[Dataset items]
=-=-=-=-=

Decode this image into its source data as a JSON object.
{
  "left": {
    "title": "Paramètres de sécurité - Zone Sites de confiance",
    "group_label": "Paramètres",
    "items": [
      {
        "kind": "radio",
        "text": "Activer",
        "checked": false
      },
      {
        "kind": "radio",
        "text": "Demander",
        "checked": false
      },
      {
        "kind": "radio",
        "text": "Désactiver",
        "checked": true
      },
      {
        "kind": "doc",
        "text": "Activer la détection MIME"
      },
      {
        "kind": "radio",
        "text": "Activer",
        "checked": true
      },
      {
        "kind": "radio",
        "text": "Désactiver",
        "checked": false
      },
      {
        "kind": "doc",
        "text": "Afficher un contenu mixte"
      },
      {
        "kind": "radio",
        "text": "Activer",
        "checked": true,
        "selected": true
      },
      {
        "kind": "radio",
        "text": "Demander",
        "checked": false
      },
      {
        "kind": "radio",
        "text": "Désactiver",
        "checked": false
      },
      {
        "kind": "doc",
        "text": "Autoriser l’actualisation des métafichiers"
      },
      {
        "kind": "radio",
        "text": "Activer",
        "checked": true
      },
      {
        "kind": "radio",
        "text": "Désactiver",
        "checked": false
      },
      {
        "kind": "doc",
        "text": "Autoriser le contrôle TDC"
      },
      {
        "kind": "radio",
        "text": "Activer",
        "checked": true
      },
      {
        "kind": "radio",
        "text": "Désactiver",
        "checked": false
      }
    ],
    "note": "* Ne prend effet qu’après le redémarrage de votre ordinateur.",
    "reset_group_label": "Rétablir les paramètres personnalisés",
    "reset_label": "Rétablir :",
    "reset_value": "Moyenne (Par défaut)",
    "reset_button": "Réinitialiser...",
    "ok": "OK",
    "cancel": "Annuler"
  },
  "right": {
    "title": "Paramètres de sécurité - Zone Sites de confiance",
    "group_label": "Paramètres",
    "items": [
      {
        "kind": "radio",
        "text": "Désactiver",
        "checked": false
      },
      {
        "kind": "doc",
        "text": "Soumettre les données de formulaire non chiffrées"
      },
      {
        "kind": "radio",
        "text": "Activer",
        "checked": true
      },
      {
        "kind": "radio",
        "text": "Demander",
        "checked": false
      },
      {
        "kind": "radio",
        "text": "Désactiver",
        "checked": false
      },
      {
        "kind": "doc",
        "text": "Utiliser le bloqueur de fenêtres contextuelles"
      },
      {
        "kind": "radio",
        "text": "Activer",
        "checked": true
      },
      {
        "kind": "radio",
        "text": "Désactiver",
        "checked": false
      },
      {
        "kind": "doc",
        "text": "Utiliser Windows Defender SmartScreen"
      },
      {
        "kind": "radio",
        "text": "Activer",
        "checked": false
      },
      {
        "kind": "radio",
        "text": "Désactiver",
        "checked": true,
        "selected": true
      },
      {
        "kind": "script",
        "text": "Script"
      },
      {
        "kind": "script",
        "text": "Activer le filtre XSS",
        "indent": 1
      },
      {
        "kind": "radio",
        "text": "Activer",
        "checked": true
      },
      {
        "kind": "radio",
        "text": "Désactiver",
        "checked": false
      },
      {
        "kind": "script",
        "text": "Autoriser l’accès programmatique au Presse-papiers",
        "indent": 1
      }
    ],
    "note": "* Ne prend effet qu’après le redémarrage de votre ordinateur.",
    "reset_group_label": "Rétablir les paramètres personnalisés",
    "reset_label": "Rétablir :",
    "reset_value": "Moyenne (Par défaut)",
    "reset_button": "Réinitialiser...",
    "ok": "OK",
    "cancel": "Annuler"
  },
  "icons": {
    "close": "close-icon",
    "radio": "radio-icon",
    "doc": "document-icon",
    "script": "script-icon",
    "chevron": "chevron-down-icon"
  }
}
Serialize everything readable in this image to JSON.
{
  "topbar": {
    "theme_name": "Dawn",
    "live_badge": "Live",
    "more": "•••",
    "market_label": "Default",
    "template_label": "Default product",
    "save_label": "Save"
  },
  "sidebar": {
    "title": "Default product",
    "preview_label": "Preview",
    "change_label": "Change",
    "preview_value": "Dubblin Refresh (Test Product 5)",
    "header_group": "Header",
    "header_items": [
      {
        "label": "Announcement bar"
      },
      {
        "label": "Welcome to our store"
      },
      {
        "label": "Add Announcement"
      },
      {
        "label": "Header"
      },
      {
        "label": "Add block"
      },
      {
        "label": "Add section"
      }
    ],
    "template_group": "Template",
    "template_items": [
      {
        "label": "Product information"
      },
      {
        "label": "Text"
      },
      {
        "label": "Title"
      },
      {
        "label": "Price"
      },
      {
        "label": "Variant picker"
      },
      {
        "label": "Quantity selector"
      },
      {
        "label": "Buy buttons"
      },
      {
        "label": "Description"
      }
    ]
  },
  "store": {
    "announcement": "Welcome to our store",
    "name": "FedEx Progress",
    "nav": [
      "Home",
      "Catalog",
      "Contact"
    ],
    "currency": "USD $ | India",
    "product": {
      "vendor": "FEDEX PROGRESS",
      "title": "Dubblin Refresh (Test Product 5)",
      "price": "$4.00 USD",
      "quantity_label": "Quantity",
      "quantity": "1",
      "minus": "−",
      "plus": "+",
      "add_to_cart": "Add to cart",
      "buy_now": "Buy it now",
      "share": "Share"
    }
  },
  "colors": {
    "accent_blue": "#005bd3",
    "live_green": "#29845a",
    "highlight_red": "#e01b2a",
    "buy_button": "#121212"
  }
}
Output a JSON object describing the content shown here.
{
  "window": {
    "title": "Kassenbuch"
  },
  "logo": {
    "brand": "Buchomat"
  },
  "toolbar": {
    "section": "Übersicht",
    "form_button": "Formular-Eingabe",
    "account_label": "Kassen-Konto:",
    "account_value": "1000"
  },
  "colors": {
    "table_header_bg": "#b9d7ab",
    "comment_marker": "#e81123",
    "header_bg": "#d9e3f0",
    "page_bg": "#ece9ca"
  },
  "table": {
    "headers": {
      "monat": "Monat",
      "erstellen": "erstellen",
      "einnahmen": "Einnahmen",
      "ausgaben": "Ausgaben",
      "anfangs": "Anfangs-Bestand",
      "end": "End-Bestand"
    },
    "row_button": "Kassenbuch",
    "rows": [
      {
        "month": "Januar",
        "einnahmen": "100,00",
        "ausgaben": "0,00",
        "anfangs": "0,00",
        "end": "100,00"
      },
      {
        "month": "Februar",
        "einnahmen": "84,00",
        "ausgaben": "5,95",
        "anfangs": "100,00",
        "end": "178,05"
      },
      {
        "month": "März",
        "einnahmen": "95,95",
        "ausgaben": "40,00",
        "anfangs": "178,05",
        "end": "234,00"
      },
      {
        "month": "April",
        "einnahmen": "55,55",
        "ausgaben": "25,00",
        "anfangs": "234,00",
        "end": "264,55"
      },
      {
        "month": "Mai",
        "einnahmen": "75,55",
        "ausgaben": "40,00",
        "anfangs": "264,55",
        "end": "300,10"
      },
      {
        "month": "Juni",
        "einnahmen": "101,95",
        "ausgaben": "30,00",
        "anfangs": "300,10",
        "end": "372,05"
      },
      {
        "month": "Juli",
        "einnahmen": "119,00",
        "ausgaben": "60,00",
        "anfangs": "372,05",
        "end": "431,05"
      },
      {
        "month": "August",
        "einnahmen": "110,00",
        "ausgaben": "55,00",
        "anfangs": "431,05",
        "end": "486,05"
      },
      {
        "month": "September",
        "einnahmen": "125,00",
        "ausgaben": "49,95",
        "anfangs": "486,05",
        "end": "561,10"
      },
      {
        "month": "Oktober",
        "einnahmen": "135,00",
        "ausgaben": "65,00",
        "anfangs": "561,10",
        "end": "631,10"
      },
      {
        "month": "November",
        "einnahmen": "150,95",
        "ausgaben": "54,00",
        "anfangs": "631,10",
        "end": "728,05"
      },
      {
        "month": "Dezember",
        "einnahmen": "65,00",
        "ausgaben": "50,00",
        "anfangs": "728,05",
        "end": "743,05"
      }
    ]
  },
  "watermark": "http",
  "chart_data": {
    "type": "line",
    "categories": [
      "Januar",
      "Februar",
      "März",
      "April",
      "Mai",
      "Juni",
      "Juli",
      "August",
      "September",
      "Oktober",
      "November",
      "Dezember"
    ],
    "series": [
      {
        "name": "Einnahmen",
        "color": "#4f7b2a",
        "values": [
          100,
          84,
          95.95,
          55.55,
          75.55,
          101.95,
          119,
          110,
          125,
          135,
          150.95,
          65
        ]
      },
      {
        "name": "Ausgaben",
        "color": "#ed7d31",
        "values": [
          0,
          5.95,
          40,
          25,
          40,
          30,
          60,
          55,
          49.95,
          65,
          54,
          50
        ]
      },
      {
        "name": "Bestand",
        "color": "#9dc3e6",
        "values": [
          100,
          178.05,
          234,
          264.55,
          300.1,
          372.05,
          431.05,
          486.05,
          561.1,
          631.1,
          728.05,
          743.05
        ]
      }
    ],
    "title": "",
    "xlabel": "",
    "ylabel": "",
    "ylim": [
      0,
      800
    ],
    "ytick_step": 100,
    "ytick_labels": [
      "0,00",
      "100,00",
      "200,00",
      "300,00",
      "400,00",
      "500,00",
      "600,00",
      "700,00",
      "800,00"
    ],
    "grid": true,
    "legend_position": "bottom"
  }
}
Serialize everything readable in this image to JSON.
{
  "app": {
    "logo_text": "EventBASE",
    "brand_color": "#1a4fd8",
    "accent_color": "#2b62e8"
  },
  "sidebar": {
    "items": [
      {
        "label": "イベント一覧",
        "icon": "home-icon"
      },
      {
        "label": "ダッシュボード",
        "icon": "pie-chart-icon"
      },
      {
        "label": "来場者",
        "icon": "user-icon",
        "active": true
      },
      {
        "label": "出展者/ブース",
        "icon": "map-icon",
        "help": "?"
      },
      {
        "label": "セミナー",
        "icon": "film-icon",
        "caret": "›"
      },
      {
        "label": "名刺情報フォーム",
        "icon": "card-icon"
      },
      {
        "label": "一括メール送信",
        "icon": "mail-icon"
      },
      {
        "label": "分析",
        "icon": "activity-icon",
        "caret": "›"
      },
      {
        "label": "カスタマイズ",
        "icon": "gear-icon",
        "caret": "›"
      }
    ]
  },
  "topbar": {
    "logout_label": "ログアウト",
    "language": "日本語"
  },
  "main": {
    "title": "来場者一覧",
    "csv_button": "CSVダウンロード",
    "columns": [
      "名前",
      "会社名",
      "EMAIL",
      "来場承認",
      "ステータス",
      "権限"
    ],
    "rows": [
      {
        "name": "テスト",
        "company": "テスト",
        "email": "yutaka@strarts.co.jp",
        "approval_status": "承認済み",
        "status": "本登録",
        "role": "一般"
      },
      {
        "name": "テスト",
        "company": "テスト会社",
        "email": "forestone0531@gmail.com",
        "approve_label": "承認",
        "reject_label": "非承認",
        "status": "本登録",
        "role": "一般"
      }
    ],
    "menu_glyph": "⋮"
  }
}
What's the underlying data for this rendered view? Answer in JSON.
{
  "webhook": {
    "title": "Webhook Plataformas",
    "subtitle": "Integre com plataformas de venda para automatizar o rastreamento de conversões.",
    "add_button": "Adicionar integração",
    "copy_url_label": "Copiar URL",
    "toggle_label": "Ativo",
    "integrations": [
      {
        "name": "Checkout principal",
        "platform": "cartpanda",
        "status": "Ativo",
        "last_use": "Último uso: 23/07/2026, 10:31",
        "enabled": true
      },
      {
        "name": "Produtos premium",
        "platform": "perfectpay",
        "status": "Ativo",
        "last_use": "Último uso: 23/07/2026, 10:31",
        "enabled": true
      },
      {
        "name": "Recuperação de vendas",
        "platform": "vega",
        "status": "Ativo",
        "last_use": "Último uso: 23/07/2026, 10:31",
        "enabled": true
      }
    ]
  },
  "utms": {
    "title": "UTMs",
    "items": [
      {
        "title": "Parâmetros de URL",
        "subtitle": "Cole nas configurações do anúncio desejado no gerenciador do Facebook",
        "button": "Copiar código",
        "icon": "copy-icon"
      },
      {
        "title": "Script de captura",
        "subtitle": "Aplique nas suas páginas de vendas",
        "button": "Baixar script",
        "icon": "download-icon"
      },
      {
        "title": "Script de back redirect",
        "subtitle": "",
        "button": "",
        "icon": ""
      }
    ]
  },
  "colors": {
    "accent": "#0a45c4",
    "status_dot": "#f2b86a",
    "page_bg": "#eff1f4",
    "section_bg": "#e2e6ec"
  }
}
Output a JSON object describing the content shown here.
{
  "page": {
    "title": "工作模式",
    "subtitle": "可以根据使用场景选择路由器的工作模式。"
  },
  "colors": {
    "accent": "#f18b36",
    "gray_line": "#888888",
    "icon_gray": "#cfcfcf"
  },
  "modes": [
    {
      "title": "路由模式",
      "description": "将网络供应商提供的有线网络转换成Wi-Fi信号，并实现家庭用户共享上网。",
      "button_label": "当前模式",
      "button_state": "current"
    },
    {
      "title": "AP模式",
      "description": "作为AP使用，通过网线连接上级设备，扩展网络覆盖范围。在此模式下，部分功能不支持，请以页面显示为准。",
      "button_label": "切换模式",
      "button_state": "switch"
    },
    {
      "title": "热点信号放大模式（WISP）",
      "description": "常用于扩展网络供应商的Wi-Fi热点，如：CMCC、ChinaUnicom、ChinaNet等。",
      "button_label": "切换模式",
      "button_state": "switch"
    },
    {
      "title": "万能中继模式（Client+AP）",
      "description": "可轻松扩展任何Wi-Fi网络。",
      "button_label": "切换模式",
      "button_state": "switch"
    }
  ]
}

=-=-=-=-=

WHAT IS BEING ASKED:
Give only the number of lines in the records that include the word "Refresh".

EXERCISE OUTPUT:
2